**SOURCE EXTRACT**

- - - -

In 1935 in Wisconsin, Dr. Mohs, with a young man’s goal of curing all kinds of cancer, began to study and treat cancerous tumors, first in animals. Then, as his methods improved, he began to treat patients who were otherwise relegated to a hospice status in an asylum for massively large skin cancers of the face, head and other areas, among other conditions. He began to discover, to everyone’s delight, that not only did he learn much more about the tumors, he ended up curing what were considered to be uncurable cancers. With that, he began to teach his techniques freely to any and all physicians who were so interested and he continued to do this throughout the length of his very long life.

Dr. Kivett was invited for a one year skin cancer fellowship in his UCLA professor’s private operative suites during the 1980 – 1981 time period, after several years’ training in San Francisco and at UCLA Medical Center. Later in that decade, Dr. Kivett worked with Dr. Mohs for a brief period and subsequently with some of Dr. Mohs’ long established former students, Drs. Stegman and Tromovitch in San Francisco. During his time with Dr. Mohs, Dr. Kivett deepened his knowledge of the removal of tumors from dozens of Dr. Mohs’ patients on a daily basis. Dr. Kivett also published with Dr. Mohs an article that he had composed which described the use of standardized visual diagrams to track tumors in the operating theater.

- - - -

**DATASET RECORDS**

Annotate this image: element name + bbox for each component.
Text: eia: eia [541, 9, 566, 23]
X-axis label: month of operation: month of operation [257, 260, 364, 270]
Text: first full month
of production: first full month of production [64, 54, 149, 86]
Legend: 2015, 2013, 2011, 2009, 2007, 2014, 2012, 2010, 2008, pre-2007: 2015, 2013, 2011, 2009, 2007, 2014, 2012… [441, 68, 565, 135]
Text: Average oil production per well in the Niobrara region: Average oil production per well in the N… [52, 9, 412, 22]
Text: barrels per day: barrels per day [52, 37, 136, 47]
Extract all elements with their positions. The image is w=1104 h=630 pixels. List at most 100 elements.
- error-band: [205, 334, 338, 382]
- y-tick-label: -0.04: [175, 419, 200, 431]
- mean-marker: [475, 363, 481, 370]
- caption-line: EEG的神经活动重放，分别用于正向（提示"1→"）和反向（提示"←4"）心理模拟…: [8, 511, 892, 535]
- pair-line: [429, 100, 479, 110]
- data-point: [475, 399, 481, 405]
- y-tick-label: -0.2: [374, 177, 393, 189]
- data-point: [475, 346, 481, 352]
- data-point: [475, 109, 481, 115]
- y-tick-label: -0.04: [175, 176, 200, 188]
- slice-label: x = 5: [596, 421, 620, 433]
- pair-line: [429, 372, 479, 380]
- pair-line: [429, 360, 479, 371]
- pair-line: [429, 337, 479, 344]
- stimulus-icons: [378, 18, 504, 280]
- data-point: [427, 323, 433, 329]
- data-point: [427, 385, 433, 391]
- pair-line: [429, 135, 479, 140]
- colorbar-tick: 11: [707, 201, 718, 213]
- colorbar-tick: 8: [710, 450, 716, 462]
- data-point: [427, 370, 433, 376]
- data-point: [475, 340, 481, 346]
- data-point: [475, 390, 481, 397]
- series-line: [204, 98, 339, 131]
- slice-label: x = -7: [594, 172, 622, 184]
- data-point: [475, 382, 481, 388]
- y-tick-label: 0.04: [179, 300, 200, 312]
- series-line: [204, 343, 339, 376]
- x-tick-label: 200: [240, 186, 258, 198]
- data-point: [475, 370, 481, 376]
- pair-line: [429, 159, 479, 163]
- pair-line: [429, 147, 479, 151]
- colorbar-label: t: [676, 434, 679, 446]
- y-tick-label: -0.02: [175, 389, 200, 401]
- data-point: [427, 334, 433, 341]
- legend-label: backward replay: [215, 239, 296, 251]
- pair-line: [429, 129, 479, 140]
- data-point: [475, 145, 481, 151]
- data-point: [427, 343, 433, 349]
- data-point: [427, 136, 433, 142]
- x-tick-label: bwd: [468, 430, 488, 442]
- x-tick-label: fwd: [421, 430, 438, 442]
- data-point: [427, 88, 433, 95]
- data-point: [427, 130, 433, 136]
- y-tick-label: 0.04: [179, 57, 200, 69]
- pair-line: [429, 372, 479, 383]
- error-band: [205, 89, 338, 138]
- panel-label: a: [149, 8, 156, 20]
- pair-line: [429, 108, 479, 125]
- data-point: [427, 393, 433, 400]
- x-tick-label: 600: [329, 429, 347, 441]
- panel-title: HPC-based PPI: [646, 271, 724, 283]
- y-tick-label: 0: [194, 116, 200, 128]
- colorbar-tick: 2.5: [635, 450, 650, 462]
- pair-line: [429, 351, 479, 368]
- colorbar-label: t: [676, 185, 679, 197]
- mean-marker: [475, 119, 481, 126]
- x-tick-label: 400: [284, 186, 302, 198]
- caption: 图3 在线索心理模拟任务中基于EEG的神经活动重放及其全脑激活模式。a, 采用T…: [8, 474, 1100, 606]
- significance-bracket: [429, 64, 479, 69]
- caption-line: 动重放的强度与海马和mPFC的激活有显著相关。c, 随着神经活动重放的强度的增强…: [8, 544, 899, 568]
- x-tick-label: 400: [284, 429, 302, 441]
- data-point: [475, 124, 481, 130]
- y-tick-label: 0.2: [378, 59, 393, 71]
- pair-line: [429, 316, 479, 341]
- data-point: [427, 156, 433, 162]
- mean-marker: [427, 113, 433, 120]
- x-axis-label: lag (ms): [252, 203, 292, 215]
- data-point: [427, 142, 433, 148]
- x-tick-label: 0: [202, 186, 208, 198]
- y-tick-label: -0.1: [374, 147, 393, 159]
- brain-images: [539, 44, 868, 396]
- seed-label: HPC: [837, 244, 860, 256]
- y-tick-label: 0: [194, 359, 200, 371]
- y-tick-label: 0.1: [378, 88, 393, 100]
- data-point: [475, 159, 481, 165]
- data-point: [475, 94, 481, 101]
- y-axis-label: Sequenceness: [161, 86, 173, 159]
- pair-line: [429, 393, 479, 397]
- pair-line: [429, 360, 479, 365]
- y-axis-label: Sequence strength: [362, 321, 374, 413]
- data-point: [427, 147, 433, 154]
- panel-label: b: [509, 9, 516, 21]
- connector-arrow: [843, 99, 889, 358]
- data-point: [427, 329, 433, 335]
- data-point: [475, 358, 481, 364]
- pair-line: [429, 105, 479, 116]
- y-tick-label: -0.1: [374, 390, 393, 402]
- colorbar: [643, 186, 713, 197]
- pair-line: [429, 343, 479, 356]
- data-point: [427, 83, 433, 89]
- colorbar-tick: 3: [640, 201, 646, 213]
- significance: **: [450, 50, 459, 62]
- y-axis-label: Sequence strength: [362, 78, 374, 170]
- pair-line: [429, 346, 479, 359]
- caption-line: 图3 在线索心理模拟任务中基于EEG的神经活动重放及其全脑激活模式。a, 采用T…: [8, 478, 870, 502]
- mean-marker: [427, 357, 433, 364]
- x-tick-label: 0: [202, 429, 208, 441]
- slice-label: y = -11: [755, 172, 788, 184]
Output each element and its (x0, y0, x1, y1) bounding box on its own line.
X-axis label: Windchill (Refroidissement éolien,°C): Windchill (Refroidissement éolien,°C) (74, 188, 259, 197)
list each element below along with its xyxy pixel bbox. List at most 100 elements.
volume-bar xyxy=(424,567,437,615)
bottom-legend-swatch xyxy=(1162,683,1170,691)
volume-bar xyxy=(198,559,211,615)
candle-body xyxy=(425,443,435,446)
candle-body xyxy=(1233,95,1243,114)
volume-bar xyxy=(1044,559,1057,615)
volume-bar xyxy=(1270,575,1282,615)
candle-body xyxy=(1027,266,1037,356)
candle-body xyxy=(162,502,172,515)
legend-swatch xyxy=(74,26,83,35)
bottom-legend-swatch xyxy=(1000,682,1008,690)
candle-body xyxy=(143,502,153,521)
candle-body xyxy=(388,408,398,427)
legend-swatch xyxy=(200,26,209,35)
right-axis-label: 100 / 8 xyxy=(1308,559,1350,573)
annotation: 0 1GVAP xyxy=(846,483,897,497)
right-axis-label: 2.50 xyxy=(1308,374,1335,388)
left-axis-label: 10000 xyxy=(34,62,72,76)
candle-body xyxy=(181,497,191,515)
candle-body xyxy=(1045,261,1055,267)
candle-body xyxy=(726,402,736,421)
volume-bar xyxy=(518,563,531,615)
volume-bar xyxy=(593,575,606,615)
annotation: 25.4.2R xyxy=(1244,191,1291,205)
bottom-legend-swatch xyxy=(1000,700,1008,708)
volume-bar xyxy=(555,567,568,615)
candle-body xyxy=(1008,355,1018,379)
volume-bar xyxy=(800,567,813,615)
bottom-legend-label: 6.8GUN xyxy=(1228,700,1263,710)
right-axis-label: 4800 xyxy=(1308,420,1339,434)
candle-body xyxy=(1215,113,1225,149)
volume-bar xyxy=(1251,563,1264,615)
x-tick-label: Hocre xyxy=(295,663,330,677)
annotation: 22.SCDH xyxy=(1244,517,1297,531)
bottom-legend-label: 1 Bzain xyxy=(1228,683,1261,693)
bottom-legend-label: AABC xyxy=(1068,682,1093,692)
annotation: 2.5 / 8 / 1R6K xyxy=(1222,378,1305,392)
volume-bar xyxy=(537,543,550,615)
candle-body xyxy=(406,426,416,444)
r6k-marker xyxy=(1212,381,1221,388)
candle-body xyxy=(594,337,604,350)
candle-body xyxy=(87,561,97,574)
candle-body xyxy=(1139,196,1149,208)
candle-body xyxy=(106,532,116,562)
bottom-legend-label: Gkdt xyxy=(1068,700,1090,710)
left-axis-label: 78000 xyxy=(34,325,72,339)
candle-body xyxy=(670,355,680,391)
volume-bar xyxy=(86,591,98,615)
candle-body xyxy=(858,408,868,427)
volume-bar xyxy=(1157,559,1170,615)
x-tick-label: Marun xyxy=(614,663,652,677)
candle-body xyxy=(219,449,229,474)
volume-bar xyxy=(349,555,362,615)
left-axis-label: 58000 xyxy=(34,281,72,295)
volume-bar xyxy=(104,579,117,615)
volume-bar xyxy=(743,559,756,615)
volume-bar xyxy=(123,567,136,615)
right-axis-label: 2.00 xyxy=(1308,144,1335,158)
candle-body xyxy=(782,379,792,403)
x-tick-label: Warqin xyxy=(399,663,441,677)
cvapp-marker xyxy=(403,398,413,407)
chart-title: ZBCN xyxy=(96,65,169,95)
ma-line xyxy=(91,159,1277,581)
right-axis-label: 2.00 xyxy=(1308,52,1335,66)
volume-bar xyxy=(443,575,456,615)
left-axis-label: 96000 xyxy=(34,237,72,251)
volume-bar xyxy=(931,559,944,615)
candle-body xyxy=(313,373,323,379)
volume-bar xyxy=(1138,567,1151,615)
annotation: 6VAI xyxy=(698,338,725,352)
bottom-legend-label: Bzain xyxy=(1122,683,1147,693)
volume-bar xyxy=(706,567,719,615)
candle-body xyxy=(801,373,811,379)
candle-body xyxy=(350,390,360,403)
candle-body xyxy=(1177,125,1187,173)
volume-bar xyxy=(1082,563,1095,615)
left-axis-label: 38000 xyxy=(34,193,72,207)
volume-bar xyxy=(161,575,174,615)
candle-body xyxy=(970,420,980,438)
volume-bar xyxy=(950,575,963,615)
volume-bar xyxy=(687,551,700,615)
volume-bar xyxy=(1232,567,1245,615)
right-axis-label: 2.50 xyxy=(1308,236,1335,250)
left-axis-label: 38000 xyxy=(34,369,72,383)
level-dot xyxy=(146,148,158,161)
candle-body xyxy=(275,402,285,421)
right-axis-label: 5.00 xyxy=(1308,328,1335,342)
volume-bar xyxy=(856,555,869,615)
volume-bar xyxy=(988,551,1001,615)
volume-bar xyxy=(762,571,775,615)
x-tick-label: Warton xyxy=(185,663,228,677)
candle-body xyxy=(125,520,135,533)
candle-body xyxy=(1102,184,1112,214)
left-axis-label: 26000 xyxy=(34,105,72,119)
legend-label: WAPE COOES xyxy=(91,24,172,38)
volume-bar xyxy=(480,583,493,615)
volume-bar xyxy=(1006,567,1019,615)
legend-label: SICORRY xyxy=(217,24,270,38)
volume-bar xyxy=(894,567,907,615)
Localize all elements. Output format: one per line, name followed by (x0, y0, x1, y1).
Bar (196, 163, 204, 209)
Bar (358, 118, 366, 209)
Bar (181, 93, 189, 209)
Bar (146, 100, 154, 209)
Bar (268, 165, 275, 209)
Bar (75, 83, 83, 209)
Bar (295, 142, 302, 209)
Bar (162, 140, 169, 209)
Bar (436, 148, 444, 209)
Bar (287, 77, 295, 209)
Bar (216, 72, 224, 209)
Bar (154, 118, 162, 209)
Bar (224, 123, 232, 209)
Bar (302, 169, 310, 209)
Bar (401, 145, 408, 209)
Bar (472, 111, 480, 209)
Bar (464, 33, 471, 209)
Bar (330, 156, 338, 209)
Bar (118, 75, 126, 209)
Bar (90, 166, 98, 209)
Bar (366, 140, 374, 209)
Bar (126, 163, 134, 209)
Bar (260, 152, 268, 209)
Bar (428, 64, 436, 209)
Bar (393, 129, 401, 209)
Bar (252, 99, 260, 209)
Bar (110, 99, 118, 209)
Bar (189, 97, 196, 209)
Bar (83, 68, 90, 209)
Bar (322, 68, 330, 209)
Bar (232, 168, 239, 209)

- - - -

**TASK TO CARRY OUT**
From the text about Dr. Mohs and Dr. Kivett, reproduce the portion starting with "Dr. Kivett was" and going on through "the operating theater.".

**SOLUTION TO THIS EXERCISE**
Dr. Kivett was invited for a one year skin cancer fellowship in his UCLA professor’s private operative suites during the 1980 – 1981 time period, after several years’ training in San Francisco and at UCLA Medical Center. Later in that decade, Dr. Kivett worked with Dr. Mohs for a brief period and subsequently with some of Dr. Mohs’ long established former students, Drs. Stegman and Tromovitch in San Francisco. During his time with Dr. Mohs, Dr. Kivett deepened his knowledge of the removal of tumors from dozens of Dr. Mohs’ patients on a daily basis. Dr. Kivett also published with Dr. Mohs an article that he had composed which described the use of standardized visual diagrams to track tumors in the operating theater.